(What needs to be done):
Extract each line bearing the word "arrow".

BEGIN Entries provided

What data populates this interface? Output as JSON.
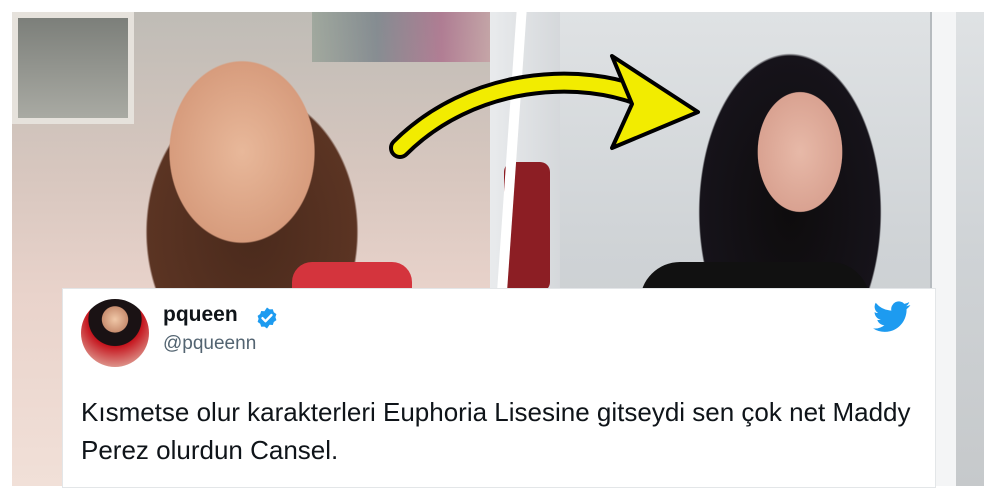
{
  "tweet": {
    "display_name": "pqueen",
    "handle": "@pqueenn",
    "text": "Kısmetse olur karakterleri Euphoria Lisesine gitseydi sen çok net Maddy Perez olurdun Cansel.",
    "verified": true
  },
  "colors": {
    "arrow": "#f2ec00",
    "twitter_blue": "#1d9bf0",
    "text": "#0f1419",
    "handle": "#536471"
  },
  "icons": {
    "verified": "verified-badge-icon",
    "brand": "twitter-bird-icon",
    "arrow": "curved-arrow-icon"
  }
}
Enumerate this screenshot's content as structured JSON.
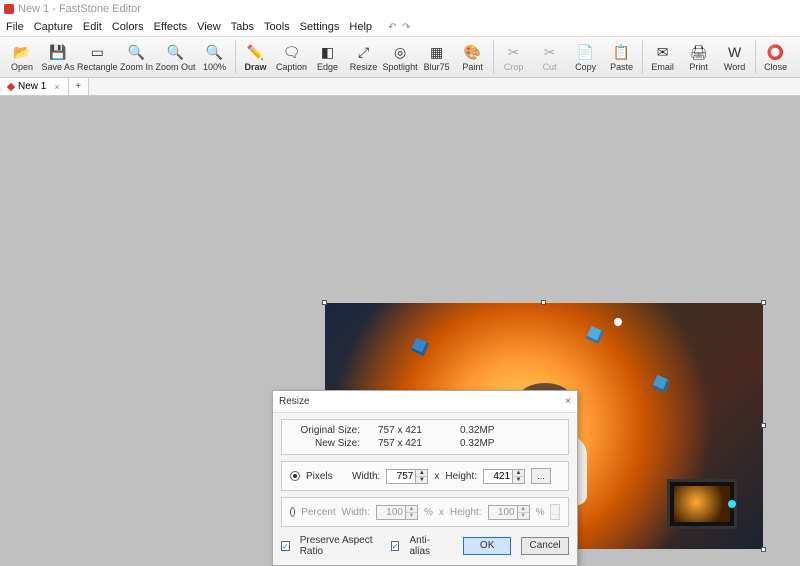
{
  "title": "New 1 - FastStone Editor",
  "menu": [
    "File",
    "Capture",
    "Edit",
    "Colors",
    "Effects",
    "View",
    "Tabs",
    "Tools",
    "Settings",
    "Help"
  ],
  "toolbar": [
    {
      "label": "Open",
      "icon": "📂",
      "en": true
    },
    {
      "label": "Save As",
      "icon": "💾",
      "en": true
    },
    {
      "label": "Rectangle",
      "icon": "▭",
      "en": true
    },
    {
      "label": "Zoom In",
      "icon": "🔍",
      "en": true
    },
    {
      "label": "Zoom Out",
      "icon": "🔍",
      "en": true
    },
    {
      "label": "100%",
      "icon": "🔍",
      "en": true
    },
    {
      "sep": true
    },
    {
      "label": "Draw",
      "icon": "✏️",
      "en": true,
      "bold": true
    },
    {
      "label": "Caption",
      "icon": "🗨",
      "en": true
    },
    {
      "label": "Edge",
      "icon": "◧",
      "en": true
    },
    {
      "label": "Resize",
      "icon": "⤢",
      "en": true
    },
    {
      "label": "Spotlight",
      "icon": "◎",
      "en": true
    },
    {
      "label": "Blur75",
      "icon": "▦",
      "en": true
    },
    {
      "label": "Paint",
      "icon": "🎨",
      "en": true
    },
    {
      "sep": true
    },
    {
      "label": "Crop",
      "icon": "✂",
      "en": false
    },
    {
      "label": "Cut",
      "icon": "✂",
      "en": false
    },
    {
      "label": "Copy",
      "icon": "📄",
      "en": true
    },
    {
      "label": "Paste",
      "icon": "📋",
      "en": true
    },
    {
      "sep": true
    },
    {
      "label": "Email",
      "icon": "✉",
      "en": true
    },
    {
      "label": "Print",
      "icon": "🖨",
      "en": true
    },
    {
      "label": "Word",
      "icon": "W",
      "en": true
    },
    {
      "sep": true
    },
    {
      "label": "Close",
      "icon": "⭕",
      "en": true
    }
  ],
  "tab": {
    "name": "New 1",
    "close": "×",
    "add": "+"
  },
  "dialog": {
    "title": "Resize",
    "orig_lbl": "Original Size:",
    "orig_dim": "757 x 421",
    "orig_mp": "0.32MP",
    "new_lbl": "New Size:",
    "new_dim": "757 x 421",
    "new_mp": "0.32MP",
    "pixels": "Pixels",
    "percent": "Percent",
    "width_lbl": "Width:",
    "height_lbl": "Height:",
    "w_px": "757",
    "h_px": "421",
    "w_pc": "100",
    "h_pc": "100",
    "x": "x",
    "pct": "%",
    "dots": "...",
    "preserve": "Preserve Aspect Ratio",
    "antialias": "Anti-alias",
    "ok": "OK",
    "cancel": "Cancel",
    "close_x": "×"
  }
}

END Entries provided

(Written solution):
    "arrow": "#f2ec00",
    "arrow": "curved-arrow-icon"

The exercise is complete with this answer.